GIVEN TASK:
Copy the records below exactly as they appear.

*** LISTED RECORDS ***

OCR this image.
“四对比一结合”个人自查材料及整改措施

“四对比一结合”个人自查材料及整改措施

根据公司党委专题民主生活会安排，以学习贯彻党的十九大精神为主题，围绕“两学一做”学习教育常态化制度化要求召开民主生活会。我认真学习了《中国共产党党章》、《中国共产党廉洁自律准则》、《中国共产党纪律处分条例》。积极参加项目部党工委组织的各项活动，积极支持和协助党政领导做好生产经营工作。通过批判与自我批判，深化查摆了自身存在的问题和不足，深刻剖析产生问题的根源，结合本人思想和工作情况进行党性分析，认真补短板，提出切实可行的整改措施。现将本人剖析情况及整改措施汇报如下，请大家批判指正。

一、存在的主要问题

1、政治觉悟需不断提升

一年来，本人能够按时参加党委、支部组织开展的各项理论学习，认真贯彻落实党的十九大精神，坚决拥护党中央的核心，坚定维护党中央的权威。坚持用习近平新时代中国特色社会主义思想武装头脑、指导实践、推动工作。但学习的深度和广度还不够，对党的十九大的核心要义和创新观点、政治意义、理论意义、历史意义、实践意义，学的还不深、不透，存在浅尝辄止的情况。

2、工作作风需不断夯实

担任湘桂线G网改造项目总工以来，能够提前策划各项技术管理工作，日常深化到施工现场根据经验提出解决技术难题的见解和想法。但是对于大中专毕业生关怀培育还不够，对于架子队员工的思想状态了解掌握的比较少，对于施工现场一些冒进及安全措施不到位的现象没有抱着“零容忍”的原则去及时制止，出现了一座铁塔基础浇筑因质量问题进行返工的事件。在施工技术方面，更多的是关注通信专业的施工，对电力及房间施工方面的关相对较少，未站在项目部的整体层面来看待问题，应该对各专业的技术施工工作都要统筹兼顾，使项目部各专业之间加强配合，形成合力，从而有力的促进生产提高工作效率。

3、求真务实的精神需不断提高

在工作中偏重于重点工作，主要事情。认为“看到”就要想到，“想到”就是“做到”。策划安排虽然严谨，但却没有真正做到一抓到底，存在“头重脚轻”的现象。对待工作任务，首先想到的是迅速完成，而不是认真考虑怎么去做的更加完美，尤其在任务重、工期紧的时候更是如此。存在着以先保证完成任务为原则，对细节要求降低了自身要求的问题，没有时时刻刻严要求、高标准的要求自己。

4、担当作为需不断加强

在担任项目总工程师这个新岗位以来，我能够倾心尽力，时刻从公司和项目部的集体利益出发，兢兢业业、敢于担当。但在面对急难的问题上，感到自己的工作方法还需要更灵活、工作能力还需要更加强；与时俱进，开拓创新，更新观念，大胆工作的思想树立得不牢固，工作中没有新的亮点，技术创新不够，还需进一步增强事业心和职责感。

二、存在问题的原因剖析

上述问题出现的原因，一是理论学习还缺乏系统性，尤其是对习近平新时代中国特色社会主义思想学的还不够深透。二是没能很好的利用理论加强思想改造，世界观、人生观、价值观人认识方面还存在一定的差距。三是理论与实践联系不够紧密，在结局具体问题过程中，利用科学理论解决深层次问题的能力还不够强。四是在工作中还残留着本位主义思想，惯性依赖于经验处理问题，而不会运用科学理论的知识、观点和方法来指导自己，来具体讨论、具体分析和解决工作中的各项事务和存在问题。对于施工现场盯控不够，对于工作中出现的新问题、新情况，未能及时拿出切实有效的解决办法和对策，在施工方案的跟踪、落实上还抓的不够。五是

***

EXERCISE OUTPUT:
OCR this image.
“四对比一结合”个人自查材料及整改措施

“四对比一结合”个人自查材料及整改措施

根据公司党委专题民主生活会安排，以学习贯彻党的十九大精神为主题，围绕“两学一做”学习教育常态化制度化要求召开民主生活会。我认真学习了《中国共产党党章》、《中国共产党廉洁自律准则》、《中国共产党纪律处分条例》。积极参加项目部党工委组织的各项活动，积极支持和协助党政领导做好生产经营工作。通过批判与自我批判，深化查摆了自身存在的问题和不足，深刻剖析产生问题的根源，结合本人思想和工作情况进行党性分析，认真补短板，提出切实可行的整改措施。现将本人剖析情况及整改措施汇报如下，请大家批判指正。

一、存在的主要问题

1、政治觉悟需不断提升

一年来，本人能够按时参加党委、支部组织开展的各项理论学习，认真贯彻落实党的十九大精神，坚决拥护党中央的核心，坚定维护党中央的权威。坚持用习近平新时代中国特色社会主义思想武装头脑、指导实践、推动工作。但学习的深度和广度还不够，对党的十九大的核心要义和创新观点、政治意义、理论意义、历史意义、实践意义，学的还不深、不透，存在浅尝辄止的情况。

2、工作作风需不断夯实

担任湘桂线G网改造项目总工以来，能够提前策划各项技术管理工作，日常深化到施工现场根据经验提出解决技术难题的见解和想法。但是对于大中专毕业生关怀培育还不够，对于架子队员工的思想状态了解掌握的比较少，对于施工现场一些冒进及安全措施不到位的现象没有抱着“零容忍”的原则去及时制止，出现了一座铁塔基础浇筑因质量问题进行返工的事件。在施工技术方面，更多的是关注通信专业的施工，对电力及房间施工方面的关相对较少，未站在项目部的整体层面来看待问题，应该对各专业的技术施工工作都要统筹兼顾，使项目部各专业之间加强配合，形成合力，从而有力的促进生产提高工作效率。

3、求真务实的精神需不断提高

在工作中偏重于重点工作，主要事情。认为“看到”就要想到，“想到”就是“做到”。策划安排虽然严谨，但却没有真正做到一抓到底，存在“头重脚轻”的现象。对待工作任务，首先想到的是迅速完成，而不是认真考虑怎么去做的更加完美，尤其在任务重、工期紧的时候更是如此。存在着以先保证完成任务为原则，对细节要求降低了自身要求的问题，没有时时刻刻严要求、高标准的要求自己。

4、担当作为需不断加强

在担任项目总工程师这个新岗位以来，我能够倾心尽力，时刻从公司和项目部的集体利益出发，兢兢业业、敢于担当。但在面对急难的问题上，感到自己的工作方法还需要更灵活、工作能力还需要更加强；与时俱进，开拓创新，更新观念，大胆工作的思想树立得不牢固，工作中没有新的亮点，技术创新不够，还需进一步增强事业心和职责感。

二、存在问题的原因剖析

上述问题出现的原因，一是理论学习还缺乏系统性，尤其是对习近平新时代中国特色社会主义思想学的还不够深透。二是没能很好的利用理论加强思想改造，世界观、人生观、价值观人认识方面还存在一定的差距。三是理论与实践联系不够紧密，在结局具体问题过程中，利用科学理论解决深层次问题的能力还不够强。四是在工作中还残留着本位主义思想，惯性依赖于经验处理问题，而不会运用科学理论的知识、观点和方法来指导自己，来具体讨论、具体分析和解决工作中的各项事务和存在问题。对于施工现场盯控不够，对于工作中出现的新问题、新情况，未能及时拿出切实有效的解决办法和对策，在施工方案的跟踪、落实上还抓的不够。五是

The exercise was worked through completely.